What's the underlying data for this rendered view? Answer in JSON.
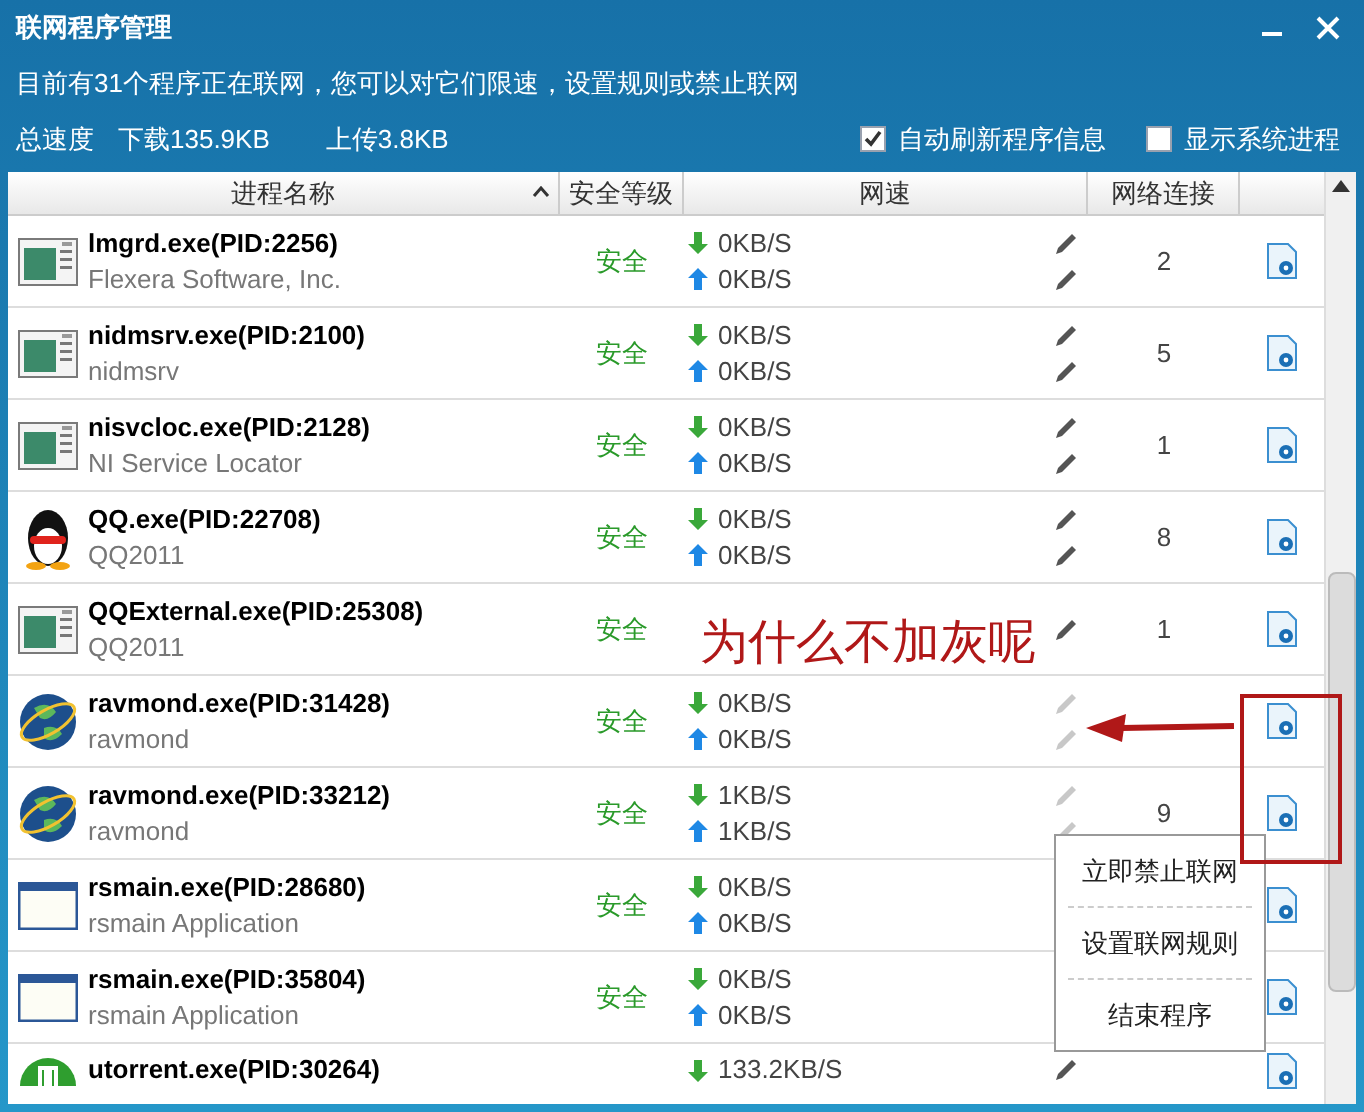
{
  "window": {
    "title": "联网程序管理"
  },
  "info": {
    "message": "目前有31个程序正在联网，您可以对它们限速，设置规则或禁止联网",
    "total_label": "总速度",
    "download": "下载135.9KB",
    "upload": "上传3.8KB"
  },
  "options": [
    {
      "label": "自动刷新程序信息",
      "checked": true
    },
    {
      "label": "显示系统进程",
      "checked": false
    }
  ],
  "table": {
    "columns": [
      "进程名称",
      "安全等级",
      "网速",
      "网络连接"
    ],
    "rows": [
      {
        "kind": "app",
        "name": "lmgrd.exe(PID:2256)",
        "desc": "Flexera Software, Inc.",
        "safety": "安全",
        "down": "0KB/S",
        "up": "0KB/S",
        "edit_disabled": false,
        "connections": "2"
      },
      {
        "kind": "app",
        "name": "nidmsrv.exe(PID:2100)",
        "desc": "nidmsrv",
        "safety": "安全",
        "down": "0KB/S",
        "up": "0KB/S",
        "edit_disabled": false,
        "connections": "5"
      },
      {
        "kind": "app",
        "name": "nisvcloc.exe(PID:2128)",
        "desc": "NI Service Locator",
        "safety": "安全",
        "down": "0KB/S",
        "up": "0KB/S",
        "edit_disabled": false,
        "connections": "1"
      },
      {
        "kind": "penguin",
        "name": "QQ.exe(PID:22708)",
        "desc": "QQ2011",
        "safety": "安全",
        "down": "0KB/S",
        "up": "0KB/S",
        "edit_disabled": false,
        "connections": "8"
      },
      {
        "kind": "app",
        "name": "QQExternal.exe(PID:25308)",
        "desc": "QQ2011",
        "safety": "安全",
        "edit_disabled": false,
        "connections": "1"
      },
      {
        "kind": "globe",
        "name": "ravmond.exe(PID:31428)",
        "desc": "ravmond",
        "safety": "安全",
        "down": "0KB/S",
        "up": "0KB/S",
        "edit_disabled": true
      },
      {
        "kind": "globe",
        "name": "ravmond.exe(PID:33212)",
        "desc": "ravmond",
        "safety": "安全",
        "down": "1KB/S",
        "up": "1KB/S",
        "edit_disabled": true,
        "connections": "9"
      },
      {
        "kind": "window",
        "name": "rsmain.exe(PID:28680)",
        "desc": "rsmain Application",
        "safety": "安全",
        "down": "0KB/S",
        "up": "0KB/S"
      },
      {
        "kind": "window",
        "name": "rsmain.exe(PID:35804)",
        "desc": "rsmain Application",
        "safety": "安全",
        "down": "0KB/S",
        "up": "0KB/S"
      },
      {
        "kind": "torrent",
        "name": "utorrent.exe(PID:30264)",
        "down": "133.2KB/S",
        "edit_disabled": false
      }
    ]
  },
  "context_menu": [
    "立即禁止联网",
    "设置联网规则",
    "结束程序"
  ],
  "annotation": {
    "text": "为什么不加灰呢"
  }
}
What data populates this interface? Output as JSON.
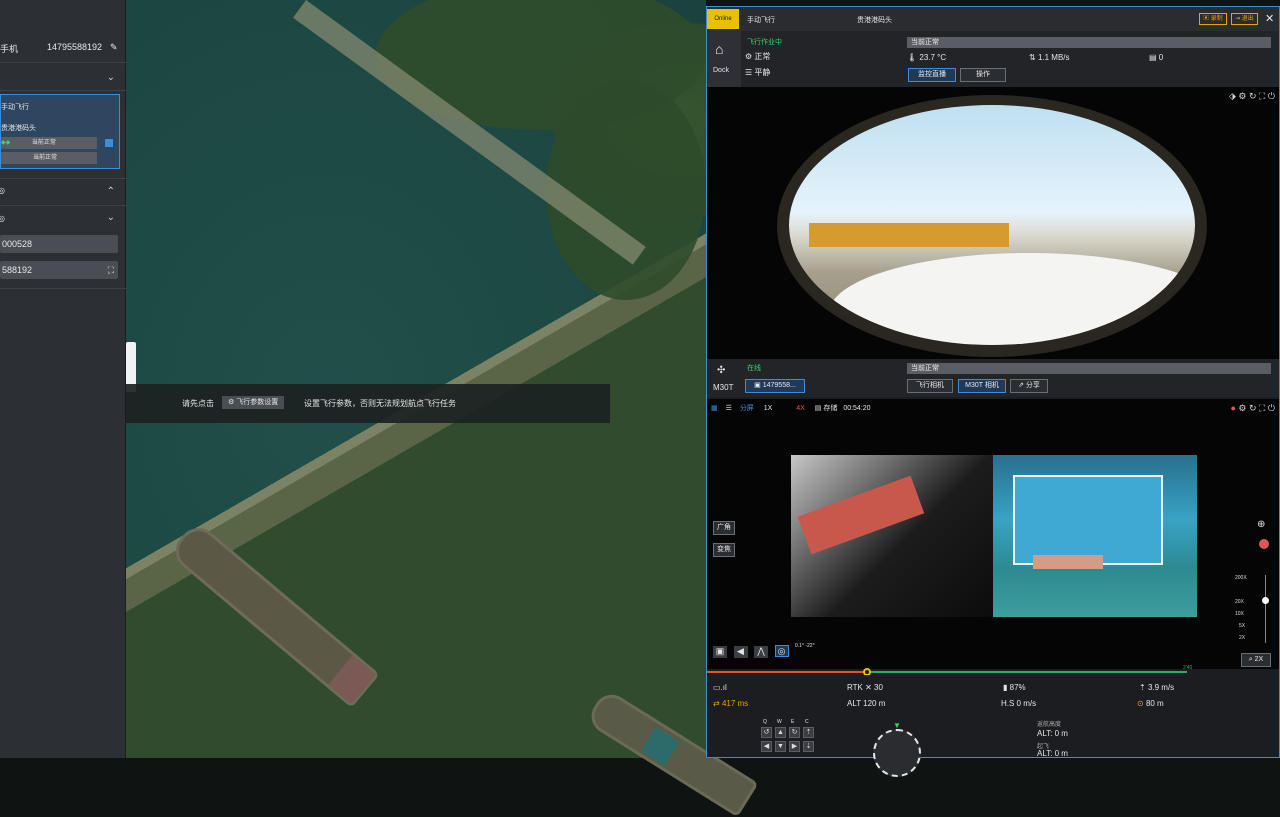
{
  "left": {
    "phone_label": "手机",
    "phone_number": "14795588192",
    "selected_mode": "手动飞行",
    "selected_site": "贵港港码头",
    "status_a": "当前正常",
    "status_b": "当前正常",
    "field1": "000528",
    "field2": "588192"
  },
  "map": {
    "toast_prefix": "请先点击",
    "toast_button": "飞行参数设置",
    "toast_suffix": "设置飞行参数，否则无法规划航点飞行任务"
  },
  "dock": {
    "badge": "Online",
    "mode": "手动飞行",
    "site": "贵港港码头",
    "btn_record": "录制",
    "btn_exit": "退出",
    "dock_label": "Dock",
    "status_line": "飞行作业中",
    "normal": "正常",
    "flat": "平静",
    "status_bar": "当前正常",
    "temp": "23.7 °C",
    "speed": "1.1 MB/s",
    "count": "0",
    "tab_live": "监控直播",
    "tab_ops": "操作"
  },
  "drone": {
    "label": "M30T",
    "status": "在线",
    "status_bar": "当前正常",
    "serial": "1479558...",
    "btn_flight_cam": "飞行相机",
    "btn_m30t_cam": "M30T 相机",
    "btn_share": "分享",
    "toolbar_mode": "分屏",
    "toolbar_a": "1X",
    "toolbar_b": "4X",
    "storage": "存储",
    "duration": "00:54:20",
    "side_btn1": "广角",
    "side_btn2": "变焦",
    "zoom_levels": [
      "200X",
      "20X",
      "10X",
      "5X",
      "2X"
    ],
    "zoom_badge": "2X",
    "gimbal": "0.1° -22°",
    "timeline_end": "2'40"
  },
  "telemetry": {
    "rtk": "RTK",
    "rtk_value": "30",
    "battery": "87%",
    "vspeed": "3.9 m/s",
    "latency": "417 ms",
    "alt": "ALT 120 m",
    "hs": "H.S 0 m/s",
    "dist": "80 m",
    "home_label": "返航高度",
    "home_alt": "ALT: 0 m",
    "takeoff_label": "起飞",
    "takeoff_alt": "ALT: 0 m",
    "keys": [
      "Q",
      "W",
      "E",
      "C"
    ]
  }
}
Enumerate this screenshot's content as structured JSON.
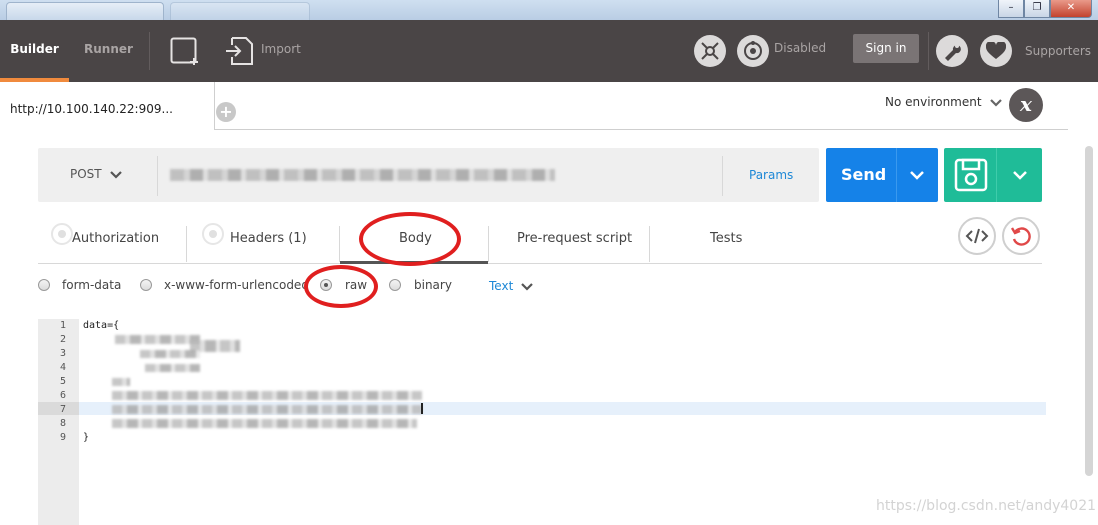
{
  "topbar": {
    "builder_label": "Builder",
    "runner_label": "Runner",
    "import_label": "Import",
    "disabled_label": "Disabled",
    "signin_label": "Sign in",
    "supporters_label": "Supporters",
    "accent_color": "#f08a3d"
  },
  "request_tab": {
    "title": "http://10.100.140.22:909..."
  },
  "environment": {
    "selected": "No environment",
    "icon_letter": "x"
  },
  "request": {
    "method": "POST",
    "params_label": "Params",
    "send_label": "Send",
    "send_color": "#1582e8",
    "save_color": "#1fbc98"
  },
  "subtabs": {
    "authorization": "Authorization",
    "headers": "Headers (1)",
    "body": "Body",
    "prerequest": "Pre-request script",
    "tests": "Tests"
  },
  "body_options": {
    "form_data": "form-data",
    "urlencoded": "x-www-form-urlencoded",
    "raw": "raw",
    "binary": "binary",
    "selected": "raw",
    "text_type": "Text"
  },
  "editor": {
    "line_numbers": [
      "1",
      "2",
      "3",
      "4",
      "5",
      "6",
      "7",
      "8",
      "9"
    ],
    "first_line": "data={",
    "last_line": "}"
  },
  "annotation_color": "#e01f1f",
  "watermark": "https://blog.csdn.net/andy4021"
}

• • •

Stated exercise: Return all the entries word for word, but omit any pictures they contain.

Result of the exercise:
What's the underlying data for this rendered view? Answer in JSON.
{
  "window": {
    "title": "联网程序管理"
  },
  "info": {
    "message": "目前有31个程序正在联网，您可以对它们限速，设置规则或禁止联网",
    "total_label": "总速度",
    "download": "下载135.9KB",
    "upload": "上传3.8KB"
  },
  "options": [
    {
      "label": "自动刷新程序信息",
      "checked": true
    },
    {
      "label": "显示系统进程",
      "checked": false
    }
  ],
  "table": {
    "columns": [
      "进程名称",
      "安全等级",
      "网速",
      "网络连接"
    ],
    "rows": [
      {
        "kind": "app",
        "name": "lmgrd.exe(PID:2256)",
        "desc": "Flexera Software, Inc.",
        "safety": "安全",
        "down": "0KB/S",
        "up": "0KB/S",
        "edit_disabled": false,
        "connections": "2"
      },
      {
        "kind": "app",
        "name": "nidmsrv.exe(PID:2100)",
        "desc": "nidmsrv",
        "safety": "安全",
        "down": "0KB/S",
        "up": "0KB/S",
        "edit_disabled": false,
        "connections": "5"
      },
      {
        "kind": "app",
        "name": "nisvcloc.exe(PID:2128)",
        "desc": "NI Service Locator",
        "safety": "安全",
        "down": "0KB/S",
        "up": "0KB/S",
        "edit_disabled": false,
        "connections": "1"
      },
      {
        "kind": "penguin",
        "name": "QQ.exe(PID:22708)",
        "desc": "QQ2011",
        "safety": "安全",
        "down": "0KB/S",
        "up": "0KB/S",
        "edit_disabled": false,
        "connections": "8"
      },
      {
        "kind": "app",
        "name": "QQExternal.exe(PID:25308)",
        "desc": "QQ2011",
        "safety": "安全",
        "edit_disabled": false,
        "connections": "1"
      },
      {
        "kind": "globe",
        "name": "ravmond.exe(PID:31428)",
        "desc": "ravmond",
        "safety": "安全",
        "down": "0KB/S",
        "up": "0KB/S",
        "edit_disabled": true
      },
      {
        "kind": "globe",
        "name": "ravmond.exe(PID:33212)",
        "desc": "ravmond",
        "safety": "安全",
        "down": "1KB/S",
        "up": "1KB/S",
        "edit_disabled": true,
        "connections": "9"
      },
      {
        "kind": "window",
        "name": "rsmain.exe(PID:28680)",
        "desc": "rsmain Application",
        "safety": "安全",
        "down": "0KB/S",
        "up": "0KB/S"
      },
      {
        "kind": "window",
        "name": "rsmain.exe(PID:35804)",
        "desc": "rsmain Application",
        "safety": "安全",
        "down": "0KB/S",
        "up": "0KB/S"
      },
      {
        "kind": "torrent",
        "name": "utorrent.exe(PID:30264)",
        "down": "133.2KB/S",
        "edit_disabled": false
      }
    ]
  },
  "context_menu": [
    "立即禁止联网",
    "设置联网规则",
    "结束程序"
  ],
  "annotation": {
    "text": "为什么不加灰呢"
  }
}
What data populates this interface? Output as JSON.
{
  "left": {
    "phone_label": "手机",
    "phone_number": "14795588192",
    "selected_mode": "手动飞行",
    "selected_site": "贵港港码头",
    "status_a": "当前正常",
    "status_b": "当前正常",
    "field1": "000528",
    "field2": "588192"
  },
  "map": {
    "toast_prefix": "请先点击",
    "toast_button": "飞行参数设置",
    "toast_suffix": "设置飞行参数，否则无法规划航点飞行任务"
  },
  "dock": {
    "badge": "Online",
    "mode": "手动飞行",
    "site": "贵港港码头",
    "btn_record": "录制",
    "btn_exit": "退出",
    "dock_label": "Dock",
    "status_line": "飞行作业中",
    "normal": "正常",
    "flat": "平静",
    "status_bar": "当前正常",
    "temp": "23.7 °C",
    "speed": "1.1 MB/s",
    "count": "0",
    "tab_live": "监控直播",
    "tab_ops": "操作"
  },
  "drone": {
    "label": "M30T",
    "status": "在线",
    "status_bar": "当前正常",
    "serial": "1479558...",
    "btn_flight_cam": "飞行相机",
    "btn_m30t_cam": "M30T 相机",
    "btn_share": "分享",
    "toolbar_mode": "分屏",
    "toolbar_a": "1X",
    "toolbar_b": "4X",
    "storage": "存储",
    "duration": "00:54:20",
    "side_btn1": "广角",
    "side_btn2": "变焦",
    "zoom_levels": [
      "200X",
      "20X",
      "10X",
      "5X",
      "2X"
    ],
    "zoom_badge": "2X",
    "gimbal": "0.1° -22°",
    "timeline_end": "2'40"
  },
  "telemetry": {
    "rtk": "RTK",
    "rtk_value": "30",
    "battery": "87%",
    "vspeed": "3.9 m/s",
    "latency": "417 ms",
    "alt": "ALT 120 m",
    "hs": "H.S 0 m/s",
    "dist": "80 m",
    "home_label": "返航高度",
    "home_alt": "ALT: 0 m",
    "takeoff_label": "起飞",
    "takeoff_alt": "ALT: 0 m",
    "keys": [
      "Q",
      "W",
      "E",
      "C"
    ]
  }
}
Enumerate this screenshot's content as structured JSON.
{
  "topbar": {
    "builder_label": "Builder",
    "runner_label": "Runner",
    "import_label": "Import",
    "disabled_label": "Disabled",
    "signin_label": "Sign in",
    "supporters_label": "Supporters",
    "accent_color": "#f08a3d"
  },
  "request_tab": {
    "title": "http://10.100.140.22:909..."
  },
  "environment": {
    "selected": "No environment",
    "icon_letter": "x"
  },
  "request": {
    "method": "POST",
    "params_label": "Params",
    "send_label": "Send",
    "send_color": "#1582e8",
    "save_color": "#1fbc98"
  },
  "subtabs": {
    "authorization": "Authorization",
    "headers": "Headers (1)",
    "body": "Body",
    "prerequest": "Pre-request script",
    "tests": "Tests"
  },
  "body_options": {
    "form_data": "form-data",
    "urlencoded": "x-www-form-urlencoded",
    "raw": "raw",
    "binary": "binary",
    "selected": "raw",
    "text_type": "Text"
  },
  "editor": {
    "line_numbers": [
      "1",
      "2",
      "3",
      "4",
      "5",
      "6",
      "7",
      "8",
      "9"
    ],
    "first_line": "data={",
    "last_line": "}"
  },
  "annotation_color": "#e01f1f",
  "watermark": "https://blog.csdn.net/andy4021"
}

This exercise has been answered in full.